* WRITTEN TASK *
Extend the PanelEstimate documentation below, picking up right after its final sentence.

* SELECTION *
******

R/PanelEstimate.R

Defines functions panel_estimate PanelEstimate

Documented in PanelEstimate

#' PanelEstimate
#'
#' \code{PanelEstimate} estimates a causal quantity of interest, including the average treatment effect for
#' treated or control units (att and atc, respectively), the average effect of treatment reversal on reversed units (art), or average treatment effect (ate), as specified in \code{PanelMatch()}.
#' This is done by estimating the counterfactual outcomes for each treated unit using
#' matched sets. Users will provide matched sets that were obtained by the
#' \code{PanelMatch} function and obtain point estimates via a
#' weighted average computation with weighted bootstrap standard errors. Point estimates and standard errors will be
#' produced for each period in the lead window specified by the \code{lead} argument from \code{PanelMatch()}.
#' Users may run multiple estimations by providing lists of each argument to the function.
#' However, in this format, every argument must be explicitly specified in each configuration
#' and must adhere to the same data types/structures outlined below.

******

* Collected data entries *

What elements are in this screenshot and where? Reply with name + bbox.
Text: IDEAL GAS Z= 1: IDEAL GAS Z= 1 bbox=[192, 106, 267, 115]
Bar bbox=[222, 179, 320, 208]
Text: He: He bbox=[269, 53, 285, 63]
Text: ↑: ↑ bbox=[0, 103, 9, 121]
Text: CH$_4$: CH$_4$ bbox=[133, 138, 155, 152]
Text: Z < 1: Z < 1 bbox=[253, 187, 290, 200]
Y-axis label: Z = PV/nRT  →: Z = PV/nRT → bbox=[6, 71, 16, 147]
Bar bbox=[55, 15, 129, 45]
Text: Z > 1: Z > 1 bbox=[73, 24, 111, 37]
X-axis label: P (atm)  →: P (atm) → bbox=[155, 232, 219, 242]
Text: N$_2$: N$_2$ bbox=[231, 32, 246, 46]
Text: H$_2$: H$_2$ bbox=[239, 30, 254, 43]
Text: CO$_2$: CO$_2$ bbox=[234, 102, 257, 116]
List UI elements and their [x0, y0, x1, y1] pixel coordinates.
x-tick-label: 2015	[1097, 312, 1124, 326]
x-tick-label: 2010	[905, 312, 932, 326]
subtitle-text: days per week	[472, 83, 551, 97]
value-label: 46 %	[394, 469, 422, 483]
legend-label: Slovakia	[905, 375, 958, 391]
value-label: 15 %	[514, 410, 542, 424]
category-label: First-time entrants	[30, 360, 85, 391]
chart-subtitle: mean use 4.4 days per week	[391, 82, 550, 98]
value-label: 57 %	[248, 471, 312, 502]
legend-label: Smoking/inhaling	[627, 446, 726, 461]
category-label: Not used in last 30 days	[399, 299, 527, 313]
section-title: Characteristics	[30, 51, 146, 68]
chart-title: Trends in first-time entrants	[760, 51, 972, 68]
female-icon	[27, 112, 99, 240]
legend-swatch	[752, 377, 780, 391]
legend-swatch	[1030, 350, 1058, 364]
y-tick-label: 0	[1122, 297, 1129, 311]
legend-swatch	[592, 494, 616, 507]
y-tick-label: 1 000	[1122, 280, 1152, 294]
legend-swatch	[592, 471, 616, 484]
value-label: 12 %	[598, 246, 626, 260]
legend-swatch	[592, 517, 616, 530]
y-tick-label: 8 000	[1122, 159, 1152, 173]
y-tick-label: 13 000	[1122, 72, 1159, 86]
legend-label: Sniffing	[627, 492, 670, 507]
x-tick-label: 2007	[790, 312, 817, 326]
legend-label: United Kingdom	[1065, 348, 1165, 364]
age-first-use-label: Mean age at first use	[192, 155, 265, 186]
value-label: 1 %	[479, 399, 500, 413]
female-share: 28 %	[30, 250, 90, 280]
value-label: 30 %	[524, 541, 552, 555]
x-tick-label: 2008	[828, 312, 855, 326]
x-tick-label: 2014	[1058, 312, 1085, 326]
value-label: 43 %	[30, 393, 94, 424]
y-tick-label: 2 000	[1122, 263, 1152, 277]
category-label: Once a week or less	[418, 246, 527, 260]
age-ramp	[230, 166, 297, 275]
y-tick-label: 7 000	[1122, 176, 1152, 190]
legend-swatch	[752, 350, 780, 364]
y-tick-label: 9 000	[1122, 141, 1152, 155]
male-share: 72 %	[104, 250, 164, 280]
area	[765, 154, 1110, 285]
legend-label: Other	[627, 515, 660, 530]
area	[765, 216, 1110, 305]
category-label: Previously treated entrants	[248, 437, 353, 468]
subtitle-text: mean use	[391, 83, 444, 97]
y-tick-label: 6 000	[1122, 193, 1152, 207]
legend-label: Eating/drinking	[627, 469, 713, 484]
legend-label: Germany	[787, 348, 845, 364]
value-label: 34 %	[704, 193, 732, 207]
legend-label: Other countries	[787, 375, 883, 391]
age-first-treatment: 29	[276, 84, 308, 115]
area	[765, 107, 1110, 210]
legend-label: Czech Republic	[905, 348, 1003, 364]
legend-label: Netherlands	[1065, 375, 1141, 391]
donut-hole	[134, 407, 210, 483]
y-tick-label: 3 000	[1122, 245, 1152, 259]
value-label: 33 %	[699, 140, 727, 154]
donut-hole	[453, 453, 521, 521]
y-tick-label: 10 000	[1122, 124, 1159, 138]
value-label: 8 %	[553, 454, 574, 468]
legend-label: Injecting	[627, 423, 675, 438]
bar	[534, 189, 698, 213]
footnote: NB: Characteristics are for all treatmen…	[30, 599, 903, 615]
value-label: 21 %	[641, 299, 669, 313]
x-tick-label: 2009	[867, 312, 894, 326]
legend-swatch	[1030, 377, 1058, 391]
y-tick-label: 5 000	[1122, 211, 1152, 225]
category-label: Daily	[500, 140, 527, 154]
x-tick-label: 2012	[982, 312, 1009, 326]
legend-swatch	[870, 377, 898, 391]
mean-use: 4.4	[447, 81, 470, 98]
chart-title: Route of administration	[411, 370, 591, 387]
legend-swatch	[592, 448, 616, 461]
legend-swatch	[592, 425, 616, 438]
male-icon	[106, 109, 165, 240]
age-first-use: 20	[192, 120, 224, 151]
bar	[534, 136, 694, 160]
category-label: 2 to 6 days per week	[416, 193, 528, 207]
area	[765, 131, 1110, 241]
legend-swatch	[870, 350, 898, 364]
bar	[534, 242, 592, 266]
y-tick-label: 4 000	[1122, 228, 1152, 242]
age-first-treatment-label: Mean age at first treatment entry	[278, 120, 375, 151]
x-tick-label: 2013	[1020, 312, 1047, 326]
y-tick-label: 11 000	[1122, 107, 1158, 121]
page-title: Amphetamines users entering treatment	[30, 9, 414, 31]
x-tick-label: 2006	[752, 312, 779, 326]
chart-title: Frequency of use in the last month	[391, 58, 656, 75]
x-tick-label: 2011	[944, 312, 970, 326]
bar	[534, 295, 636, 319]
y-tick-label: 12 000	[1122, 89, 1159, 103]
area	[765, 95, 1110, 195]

******

* ANSWER FOR THE TASK *
#'
#' @param sets A \code{PanelMatch} object attained via the
#' \code{PanelMatch()} function.
#' @param data The same time series cross sectional data set provided to the \code{PanelMatch()} function used to produce
#' the matched sets.
#' @param se.method Method used for calculating standard errors, provided as a character string. Users must choose between "bootstrap", "conditional", and "unconditional" methods. Default is "bootstrap". "bootstrap" uses a block bootstrapping procedure to calculate standard errors. The conditional method calculates the variance of the estimator, assuming independence across units but not across time. The unconditional method also calculates the variance of the estimator analytically, but makes no such assumptions about independence across units. When the quantity of interest is "att", "atc", or "art", all methods are available. Only "bootstrap" is available for the ate. If \code{pooled} argument is TRUE, then only bootstrap is available. 
#' @param number.iterations If using bootstrapping for calculating standard errors, this is the number of bootstrap iterations. Provide as integer. If \code{se.method} is not equal to "bootstrap", this argument has no effect.
#' @param df.adjustment A logical value indicating whether or not a
#' degree-of-freedom adjustment should be performed for the standard error
#' calculation. The default is \code{FALSE}. This parameter is only available for the bootstrap method of standard error calculation.
#' @param confidence.level A numerical value specifying the confidence level and range of interval
#' estimates for statistical inference. The default is .95.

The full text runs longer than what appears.